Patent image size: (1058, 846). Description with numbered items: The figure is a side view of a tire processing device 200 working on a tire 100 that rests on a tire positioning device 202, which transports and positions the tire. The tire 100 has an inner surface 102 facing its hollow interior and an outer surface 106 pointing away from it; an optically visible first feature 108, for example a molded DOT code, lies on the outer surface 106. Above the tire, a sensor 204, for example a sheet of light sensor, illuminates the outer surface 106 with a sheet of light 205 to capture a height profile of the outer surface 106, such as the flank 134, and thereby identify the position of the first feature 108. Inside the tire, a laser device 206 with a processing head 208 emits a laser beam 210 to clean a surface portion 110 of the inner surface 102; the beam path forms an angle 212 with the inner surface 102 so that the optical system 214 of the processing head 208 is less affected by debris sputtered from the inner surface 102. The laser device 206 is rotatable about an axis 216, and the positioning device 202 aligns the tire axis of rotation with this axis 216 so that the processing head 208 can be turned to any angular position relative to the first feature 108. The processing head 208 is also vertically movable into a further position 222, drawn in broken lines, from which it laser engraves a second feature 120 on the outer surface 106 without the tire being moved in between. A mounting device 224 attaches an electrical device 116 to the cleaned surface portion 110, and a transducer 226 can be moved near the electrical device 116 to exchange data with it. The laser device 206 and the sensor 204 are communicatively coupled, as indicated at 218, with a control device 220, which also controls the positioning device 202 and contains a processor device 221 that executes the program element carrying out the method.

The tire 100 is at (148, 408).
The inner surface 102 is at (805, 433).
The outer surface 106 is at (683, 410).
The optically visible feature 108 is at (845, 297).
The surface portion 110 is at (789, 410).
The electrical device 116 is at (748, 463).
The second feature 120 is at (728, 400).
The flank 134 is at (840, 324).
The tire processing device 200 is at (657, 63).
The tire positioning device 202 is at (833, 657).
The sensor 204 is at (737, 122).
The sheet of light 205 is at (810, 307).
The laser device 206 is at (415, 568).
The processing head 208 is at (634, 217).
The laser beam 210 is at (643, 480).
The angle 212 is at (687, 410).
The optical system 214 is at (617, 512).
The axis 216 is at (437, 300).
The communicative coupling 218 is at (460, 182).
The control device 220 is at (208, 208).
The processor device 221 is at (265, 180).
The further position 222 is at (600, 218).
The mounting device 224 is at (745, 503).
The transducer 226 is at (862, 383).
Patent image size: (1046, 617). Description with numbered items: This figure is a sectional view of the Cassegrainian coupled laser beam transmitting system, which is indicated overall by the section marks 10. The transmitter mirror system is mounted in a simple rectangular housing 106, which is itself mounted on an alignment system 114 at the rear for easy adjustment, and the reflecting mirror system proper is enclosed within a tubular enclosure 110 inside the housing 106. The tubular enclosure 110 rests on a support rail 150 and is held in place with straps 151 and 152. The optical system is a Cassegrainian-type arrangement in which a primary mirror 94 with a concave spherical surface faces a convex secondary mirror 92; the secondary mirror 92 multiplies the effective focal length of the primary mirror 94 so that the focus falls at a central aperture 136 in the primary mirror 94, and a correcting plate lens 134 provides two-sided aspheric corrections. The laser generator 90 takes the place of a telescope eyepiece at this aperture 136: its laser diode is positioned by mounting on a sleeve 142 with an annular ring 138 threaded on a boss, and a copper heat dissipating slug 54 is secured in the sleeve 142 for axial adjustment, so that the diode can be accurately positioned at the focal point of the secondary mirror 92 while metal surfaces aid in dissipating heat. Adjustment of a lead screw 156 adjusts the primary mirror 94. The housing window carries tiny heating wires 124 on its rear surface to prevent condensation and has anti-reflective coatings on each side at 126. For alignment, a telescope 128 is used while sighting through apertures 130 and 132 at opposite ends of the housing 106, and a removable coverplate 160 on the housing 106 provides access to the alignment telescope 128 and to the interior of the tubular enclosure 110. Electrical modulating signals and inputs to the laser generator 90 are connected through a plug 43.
____________
§ **AIM**: Format all of the data above as a numbered list, leaving out any blank lines.

§ **ANSWER TO THE EXERCISE**:
1. Patent image size: (1058, 846). Description with numbered items: The figure is a side view of a tire processing device 200 working on a tire 100 that rests on a tire positioning device 202, which transports and positions the tire. The tire 100 has an inner surface 102 facing its hollow interior and an outer surface 106 pointing away from it; an optically visible first feature 108, for example a molded DOT code, lies on the outer surface 106. Above the tire, a sensor 204, for example a sheet of light sensor, illuminates the outer surface 106 with a sheet of light 205 to capture a height profile of the outer surface 106, such as the flank 134, and thereby identify the position of the first feature 108. Inside the tire, a laser device 206 with a processing head 208 emits a laser beam 210 to clean a surface portion 110 of the inner surface 102; the beam path forms an angle 212 with the inner surface 102 so that the optical system 214 of the processing head 208 is less affected by debris sputtered from the inner surface 102. The laser device 206 is rotatable about an axis 216, and the positioning device 202 aligns the tire axis of rotation with this axis 216 so that the processing head 208 can be turned to any angular position relative to the first feature 108. The processing head 208 is also vertically movable into a further position 222, drawn in broken lines, from which it laser engraves a second feature 120 on the outer surface 106 without the tire being moved in between. A mounting device 224 attaches an electrical device 116 to the cleaned surface portion 110, and a transducer 226 can be moved near the electrical device 116 to exchange data with it. The laser device 206 and the sensor 204 are communicatively coupled, as indicated at 218, with a control device 220, which also controls the positioning device 202 and contains a processor device 221 that executes the program element carrying out the method.
2. The tire 100 is at (148, 408).
3. The inner surface 102 is at (805, 433).
4. The outer surface 106 is at (683, 410).
5. The optically visible feature 108 is at (845, 297).
6. The surface portion 110 is at (789, 410).
7. The electrical device 116 is at (748, 463).
8. The second feature 120 is at (728, 400).
9. The flank 134 is at (840, 324).
10. The tire processing device 200 is at (657, 63).
11. The tire positioning device 202 is at (833, 657).
12. The sensor 204 is at (737, 122).
13. The sheet of light 205 is at (810, 307).
14. The laser device 206 is at (415, 568).
15. The processing head 208 is at (634, 217).
16. The laser beam 210 is at (643, 480).
17. The angle 212 is at (687, 410).
18. The optical system 214 is at (617, 512).
19. The axis 216 is at (437, 300).
20. The communicative coupling 218 is at (460, 182).
21. The control device 220 is at (208, 208).
22. The processor device 221 is at (265, 180).
23. The further position 222 is at (600, 218).
24. The mounting device 224 is at (745, 503).
25. The transducer 226 is at (862, 383).
26. Patent image size: (1046, 617). Description with numbered items: This figure is a sectional view of the Cassegrainian coupled laser beam transmitting system, which is indicated overall by the section marks 10. The transmitter mirror system is mounted in a simple rectangular housing 106, which is itself mounted on an alignment system 114 at the rear for easy adjustment, and the reflecting mirror system proper is enclosed within a tubular enclosure 110 inside the housing 106. The tubular enclosure 110 rests on a support rail 150 and is held in place with straps 151 and 152. The optical system is a Cassegrainian-type arrangement in which a primary mirror 94 with a concave spherical surface faces a convex secondary mirror 92; the secondary mirror 92 multiplies the effective focal length of the primary mirror 94 so that the focus falls at a central aperture 136 in the primary mirror 94, and a correcting plate lens 134 provides two-sided aspheric corrections. The laser generator 90 takes the place of a telescope eyepiece at this aperture 136: its laser diode is positioned by mounting on a sleeve 142 with an annular ring 138 threaded on a boss, and a copper heat dissipating slug 54 is secured in the sleeve 142 for axial adjustment, so that the diode can be accurately positioned at the focal point of the secondary mirror 92 while metal surfaces aid in dissipating heat. Adjustment of a lead screw 156 adjusts the primary mirror 94. The housing window carries tiny heating wires 124 on its rear surface to prevent condensation and has anti-reflective coatings on each side at 126. For alignment, a telescope 128 is used while sighting through apertures 130 and 132 at opposite ends of the housing 106, and a removable coverplate 160 on the housing 106 provides access to the alignment telescope 128 and to the interior of the tubular enclosure 110. Electrical modulating signals and inputs to the laser generator 90 are connected through a plug 43.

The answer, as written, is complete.